Task statement
Pull each line holding "применение" out of the entries below.

Stored data
+ + +

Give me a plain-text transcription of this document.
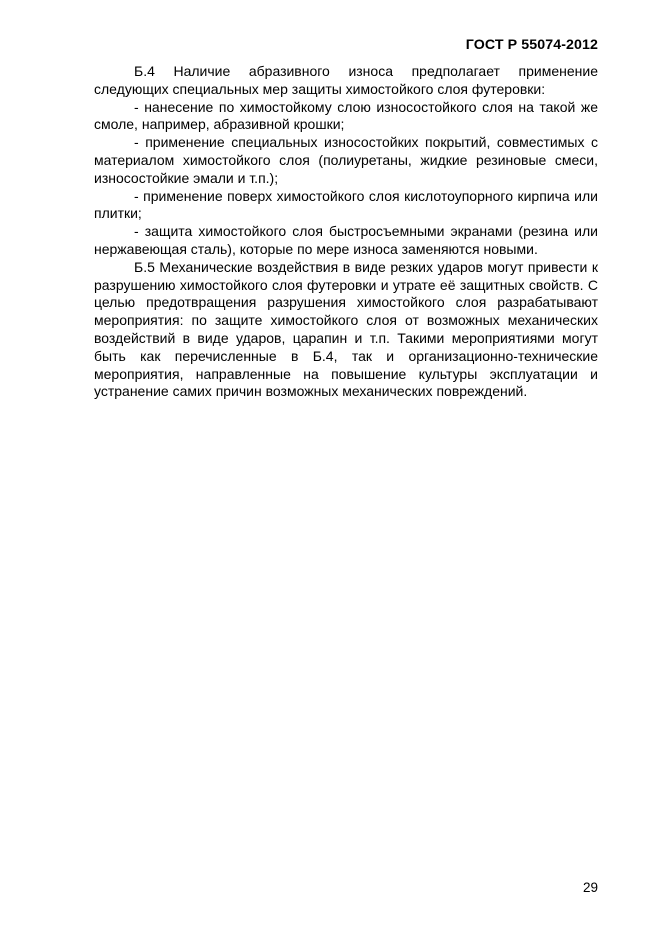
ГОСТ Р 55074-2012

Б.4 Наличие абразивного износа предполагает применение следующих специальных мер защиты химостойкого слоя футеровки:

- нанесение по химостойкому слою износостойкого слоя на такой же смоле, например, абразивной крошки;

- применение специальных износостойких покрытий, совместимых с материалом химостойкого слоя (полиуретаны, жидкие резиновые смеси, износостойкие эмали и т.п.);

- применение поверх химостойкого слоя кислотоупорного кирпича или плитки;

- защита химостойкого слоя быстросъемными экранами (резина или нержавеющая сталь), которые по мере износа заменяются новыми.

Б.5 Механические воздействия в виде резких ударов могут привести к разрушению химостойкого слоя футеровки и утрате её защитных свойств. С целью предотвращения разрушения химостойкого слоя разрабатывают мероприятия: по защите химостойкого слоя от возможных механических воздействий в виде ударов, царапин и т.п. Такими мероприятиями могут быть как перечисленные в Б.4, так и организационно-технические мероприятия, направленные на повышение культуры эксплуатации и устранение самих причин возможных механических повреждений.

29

+ + +

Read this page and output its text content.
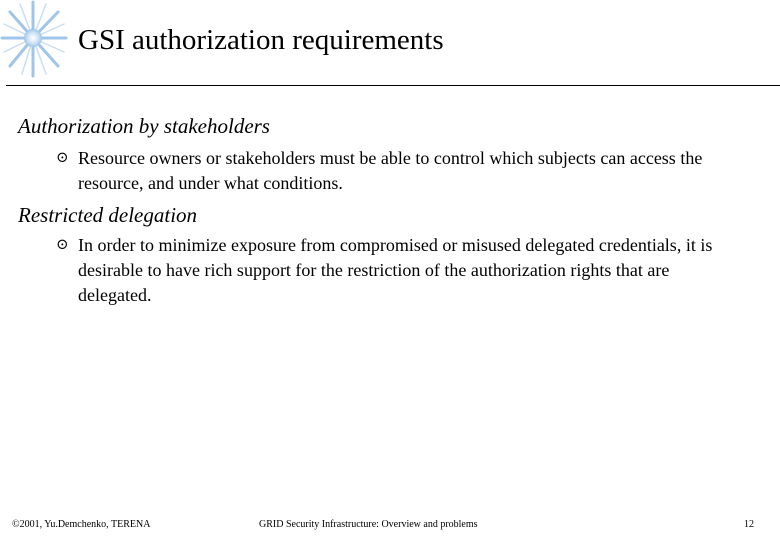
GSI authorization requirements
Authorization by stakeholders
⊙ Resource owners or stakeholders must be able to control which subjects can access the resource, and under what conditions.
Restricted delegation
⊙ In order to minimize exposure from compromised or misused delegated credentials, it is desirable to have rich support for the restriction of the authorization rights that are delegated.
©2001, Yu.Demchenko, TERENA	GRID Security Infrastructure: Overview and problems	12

+ + +

Exercise output
Б.4 Наличие абразивного износа предполагает применение следующих специальных мер защиты химостойкого слоя футеровки:
- применение специальных износостойких покрытий, совместимых с материалом химостойкого слоя (полиуретаны, жидкие резиновые смеси, износостойкие эмали и т.п.);
- применение поверх химостойкого слоя кислотоупорного кирпича или плитки;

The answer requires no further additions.